Exercise:
Pick out each line of the records that includes the string "области", and copy it.

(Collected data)
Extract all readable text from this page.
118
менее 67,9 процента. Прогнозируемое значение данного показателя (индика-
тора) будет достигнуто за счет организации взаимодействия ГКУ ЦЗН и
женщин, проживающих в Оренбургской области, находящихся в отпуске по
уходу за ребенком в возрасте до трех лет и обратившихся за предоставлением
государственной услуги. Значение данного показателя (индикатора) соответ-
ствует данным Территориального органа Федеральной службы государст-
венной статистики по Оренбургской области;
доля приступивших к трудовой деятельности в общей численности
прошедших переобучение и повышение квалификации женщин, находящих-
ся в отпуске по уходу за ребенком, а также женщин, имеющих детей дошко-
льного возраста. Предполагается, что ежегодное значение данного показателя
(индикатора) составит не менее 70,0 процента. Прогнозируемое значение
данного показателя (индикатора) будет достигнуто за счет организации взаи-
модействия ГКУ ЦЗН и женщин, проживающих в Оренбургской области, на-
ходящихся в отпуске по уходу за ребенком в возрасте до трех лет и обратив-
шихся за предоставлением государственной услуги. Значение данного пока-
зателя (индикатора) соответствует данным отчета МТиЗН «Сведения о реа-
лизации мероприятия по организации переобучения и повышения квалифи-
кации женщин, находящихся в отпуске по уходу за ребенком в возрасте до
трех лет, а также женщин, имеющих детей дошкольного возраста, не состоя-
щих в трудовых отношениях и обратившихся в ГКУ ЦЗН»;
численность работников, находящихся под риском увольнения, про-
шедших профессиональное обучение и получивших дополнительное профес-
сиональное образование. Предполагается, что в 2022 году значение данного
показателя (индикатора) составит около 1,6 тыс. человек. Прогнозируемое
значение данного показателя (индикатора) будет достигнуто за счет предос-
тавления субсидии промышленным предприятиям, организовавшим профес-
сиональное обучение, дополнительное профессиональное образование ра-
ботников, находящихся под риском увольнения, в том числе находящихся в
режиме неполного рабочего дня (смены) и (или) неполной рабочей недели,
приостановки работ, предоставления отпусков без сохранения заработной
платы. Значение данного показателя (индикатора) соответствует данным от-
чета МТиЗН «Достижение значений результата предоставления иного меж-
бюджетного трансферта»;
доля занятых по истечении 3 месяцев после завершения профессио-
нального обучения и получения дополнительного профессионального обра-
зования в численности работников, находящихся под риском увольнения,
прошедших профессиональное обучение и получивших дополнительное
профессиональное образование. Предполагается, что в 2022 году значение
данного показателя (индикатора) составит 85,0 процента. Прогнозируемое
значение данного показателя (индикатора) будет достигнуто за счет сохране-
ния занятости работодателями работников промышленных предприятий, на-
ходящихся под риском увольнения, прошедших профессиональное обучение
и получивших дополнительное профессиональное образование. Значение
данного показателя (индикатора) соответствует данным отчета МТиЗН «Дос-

Exercise response:
женщин, проживающих в Оренбургской области, находящихся в отпуске по
венной статистики по Оренбургской области;
модействия ГКУ ЦЗН и женщин, проживающих в Оренбургской области, на-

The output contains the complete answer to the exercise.